■ **Your task**
State how many lines of the entries hold the string "hours". Reply with the number alone.

■ **Data to use**
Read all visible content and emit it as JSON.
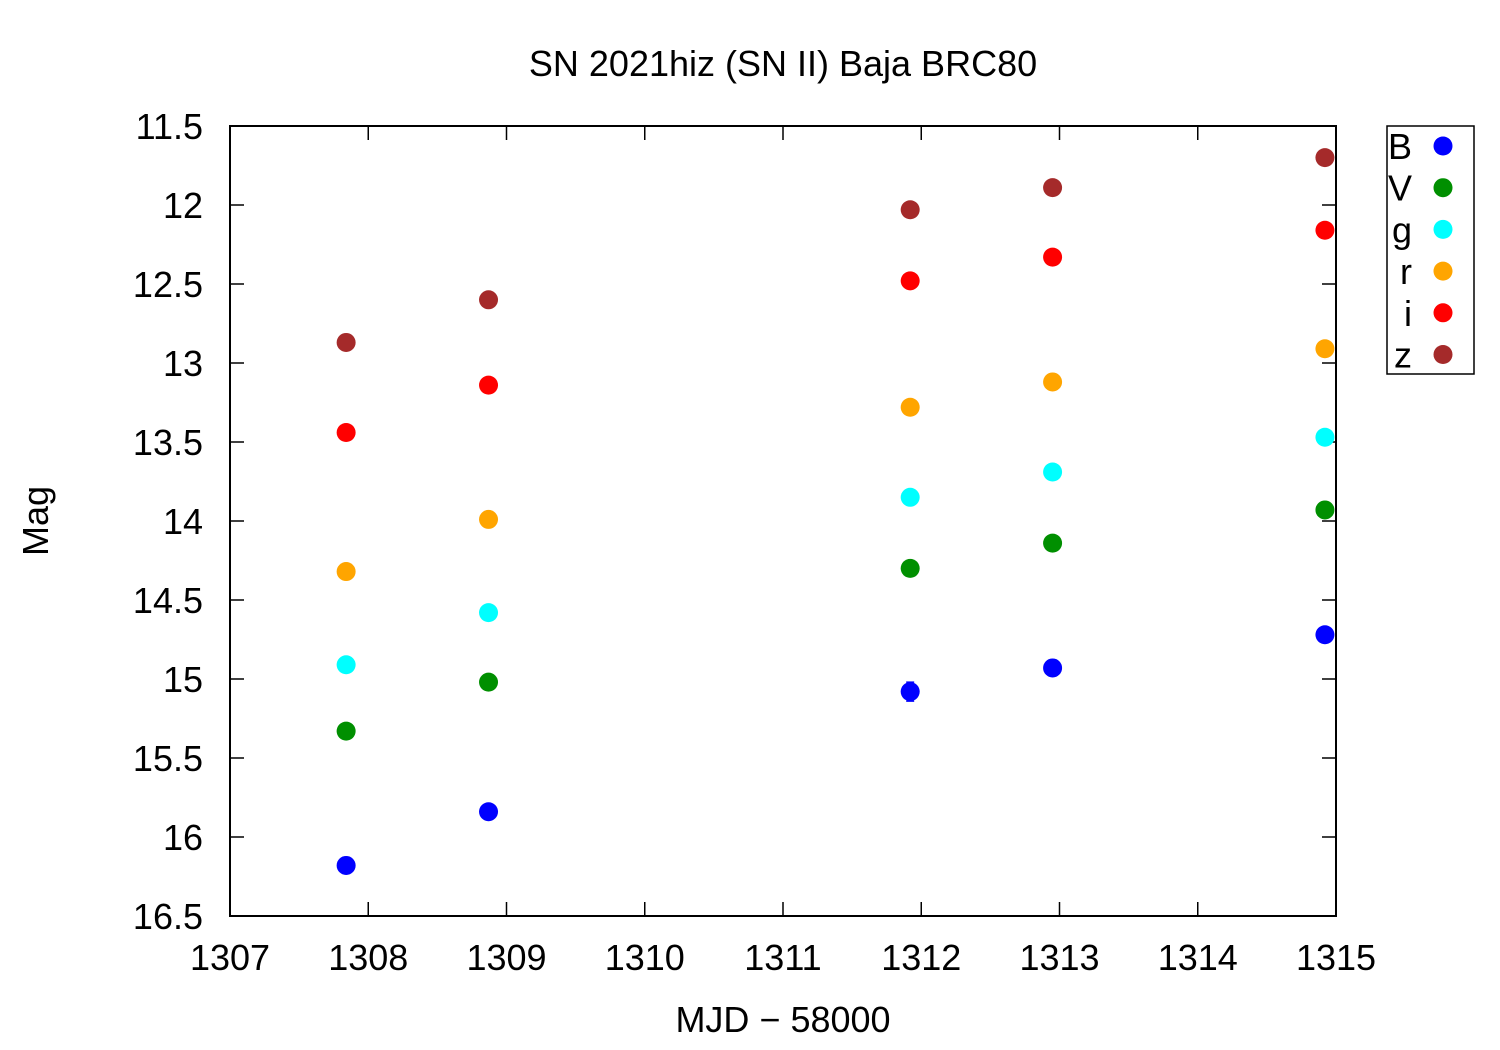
{
  "chart_data": {
    "type": "scatter",
    "title": "SN 2021hiz (SN II) Baja BRC80",
    "xlabel": "MJD − 58000",
    "ylabel": "Mag",
    "xlim": [
      1307,
      1315
    ],
    "ylim": [
      16.5,
      11.5
    ],
    "y_inverted": true,
    "x_ticks": [
      1307,
      1308,
      1309,
      1310,
      1311,
      1312,
      1313,
      1314,
      1315
    ],
    "x_tick_labels": [
      "1307",
      "1308",
      "1309",
      "1310",
      "1311",
      "1312",
      "1313",
      "1314",
      "1315"
    ],
    "y_ticks": [
      11.5,
      12,
      12.5,
      13,
      13.5,
      14,
      14.5,
      15,
      15.5,
      16,
      16.5
    ],
    "y_tick_labels": [
      "11.5",
      "12",
      "12.5",
      "13",
      "13.5",
      "14",
      "14.5",
      "15",
      "15.5",
      "16",
      "16.5"
    ],
    "grid": false,
    "legend_position": "outside-top-right",
    "series": [
      {
        "name": "B",
        "color": "#0000ff",
        "x": [
          1307.84,
          1308.87,
          1311.92,
          1312.95,
          1314.92
        ],
        "y": [
          16.18,
          15.84,
          15.08,
          14.93,
          14.72
        ],
        "err": [
          0.05,
          0.04,
          0.06,
          0.05,
          0.04
        ]
      },
      {
        "name": "V",
        "color": "#008f00",
        "x": [
          1307.84,
          1308.87,
          1311.92,
          1312.95,
          1314.92
        ],
        "y": [
          15.33,
          15.02,
          14.3,
          14.14,
          13.93
        ]
      },
      {
        "name": "g",
        "color": "#00ffff",
        "x": [
          1307.84,
          1308.87,
          1311.92,
          1312.95,
          1314.92
        ],
        "y": [
          14.91,
          14.58,
          13.85,
          13.69,
          13.47
        ]
      },
      {
        "name": "r",
        "color": "#ffa500",
        "x": [
          1307.84,
          1308.87,
          1311.92,
          1312.95,
          1314.92
        ],
        "y": [
          14.32,
          13.99,
          13.28,
          13.12,
          12.91
        ]
      },
      {
        "name": "i",
        "color": "#ff0000",
        "x": [
          1307.84,
          1308.87,
          1311.92,
          1312.95,
          1314.92
        ],
        "y": [
          13.44,
          13.14,
          12.48,
          12.33,
          12.16
        ]
      },
      {
        "name": "z",
        "color": "#a52a2a",
        "x": [
          1307.84,
          1308.87,
          1311.92,
          1312.95,
          1314.92
        ],
        "y": [
          12.87,
          12.6,
          12.03,
          11.89,
          11.7
        ]
      }
    ]
  }
}
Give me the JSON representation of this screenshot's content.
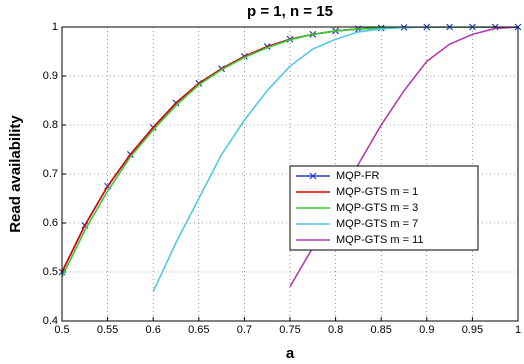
{
  "chart_data": {
    "type": "line",
    "title": "p = 1, n = 15",
    "xlabel": "a",
    "ylabel": "Read availability",
    "x": [
      0.5,
      0.525,
      0.55,
      0.575,
      0.6,
      0.625,
      0.65,
      0.675,
      0.7,
      0.725,
      0.75,
      0.775,
      0.8,
      0.825,
      0.85,
      0.875,
      0.9,
      0.925,
      0.95,
      0.975,
      1
    ],
    "series": [
      {
        "name": "MQP-FR",
        "color": "#1f3cc8",
        "marker": "x",
        "values": [
          0.5,
          0.595,
          0.675,
          0.74,
          0.795,
          0.845,
          0.885,
          0.915,
          0.94,
          0.96,
          0.975,
          0.985,
          0.992,
          0.996,
          0.998,
          0.999,
          1,
          1,
          1,
          1,
          1
        ]
      },
      {
        "name": "MQP-GTS m = 1",
        "color": "#e00000",
        "values": [
          0.5,
          0.595,
          0.675,
          0.74,
          0.795,
          0.845,
          0.885,
          0.915,
          0.94,
          0.96,
          0.975,
          0.985,
          0.992,
          0.996,
          0.998,
          0.999,
          1,
          1,
          1,
          1,
          1
        ]
      },
      {
        "name": "MQP-GTS m = 3",
        "color": "#33cc33",
        "values": [
          0.49,
          0.585,
          0.665,
          0.735,
          0.79,
          0.84,
          0.882,
          0.913,
          0.938,
          0.958,
          0.974,
          0.985,
          0.992,
          0.996,
          0.998,
          0.999,
          1,
          1,
          1,
          1,
          1
        ]
      },
      {
        "name": "MQP-GTS m = 7",
        "color": "#55c8e8",
        "values": [
          null,
          null,
          null,
          null,
          0.46,
          0.56,
          0.65,
          0.74,
          0.81,
          0.87,
          0.92,
          0.955,
          0.975,
          0.99,
          0.996,
          0.999,
          1,
          1,
          1,
          1,
          1
        ]
      },
      {
        "name": "MQP-GTS m = 11",
        "color": "#b040b0",
        "values": [
          null,
          null,
          null,
          null,
          null,
          null,
          null,
          null,
          null,
          null,
          0.47,
          0.55,
          0.63,
          0.72,
          0.8,
          0.87,
          0.93,
          0.965,
          0.985,
          0.997,
          1
        ]
      }
    ],
    "xlim": [
      0.5,
      1
    ],
    "xticks": [
      0.5,
      0.55,
      0.6,
      0.65,
      0.7,
      0.75,
      0.8,
      0.85,
      0.9,
      0.95,
      1
    ],
    "ylim": [
      0.4,
      1
    ],
    "yticks": [
      0.4,
      0.5,
      0.6,
      0.7,
      0.8,
      0.9,
      1
    ],
    "grid": true,
    "legend": "lower right"
  }
}
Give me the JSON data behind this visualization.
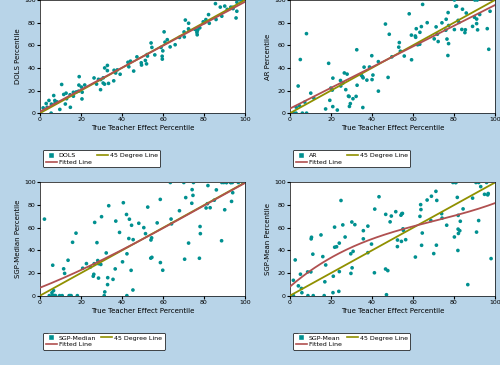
{
  "background_color": "#b8d4e8",
  "plot_bg_color": "#ffffff",
  "scatter_color": "#009090",
  "fitted_line_color": "#b05050",
  "degree45_line_color": "#909000",
  "xlim": [
    0,
    100
  ],
  "ylim": [
    0,
    100
  ],
  "xticks": [
    0,
    20,
    40,
    60,
    80,
    100
  ],
  "yticks": [
    0,
    20,
    40,
    60,
    80,
    100
  ],
  "xlabel": "True Teacher Effect Percentile",
  "ylabels": [
    "DOLS Percentile",
    "AR Percentile",
    "SGP-Median Percentile",
    "SGP-Mean Percentile"
  ],
  "legend_labels": [
    [
      "DOLS",
      "Fitted Line",
      "45 Degree Line"
    ],
    [
      "AR",
      "Fitted Line",
      "45 Degree Line"
    ],
    [
      "SGP-Median",
      "Fitted Line",
      "45 Degree Line"
    ],
    [
      "SGP-Mean",
      "Fitted Line",
      "45 Degree Line"
    ]
  ],
  "n_points": 100,
  "seeds": [
    42,
    55,
    77,
    99
  ],
  "noise_levels": [
    6,
    13,
    25,
    25
  ],
  "use_poly_fit": [
    false,
    false,
    true,
    true
  ],
  "poly_degree": 3
}
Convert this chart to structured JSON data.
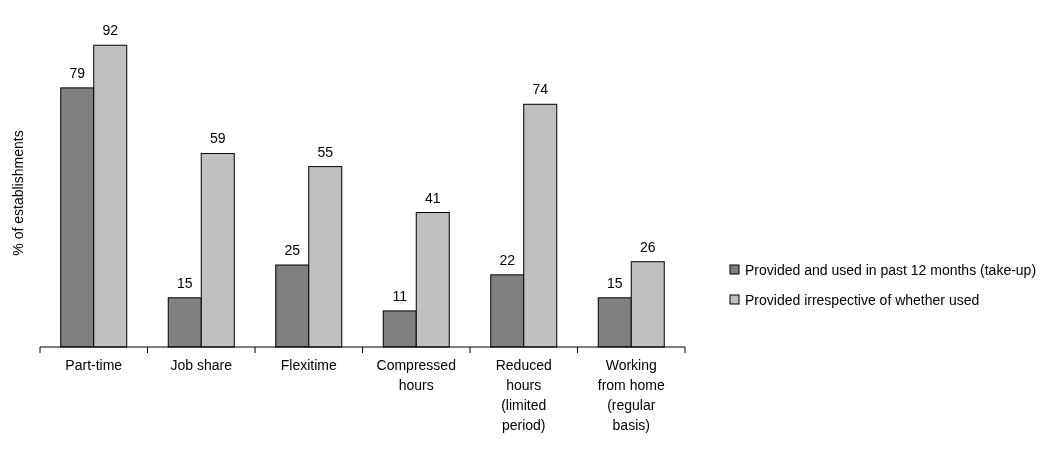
{
  "chart_data": {
    "type": "bar",
    "ylabel": "% of establishments",
    "categories": [
      "Part-time",
      "Job share",
      "Flexitime",
      "Compressed hours",
      "Reduced hours (limited period)",
      "Working from home (regular basis)"
    ],
    "series": [
      {
        "name": "Provided and used in past 12 months (take-up)",
        "color": "#808080",
        "values": [
          79,
          15,
          25,
          11,
          22,
          15
        ]
      },
      {
        "name": "Provided irrespective of whether used",
        "color": "#c0c0c0",
        "values": [
          92,
          59,
          55,
          41,
          74,
          26
        ]
      }
    ],
    "data_labels": true,
    "legend": "right"
  }
}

■ **Problem solution**
2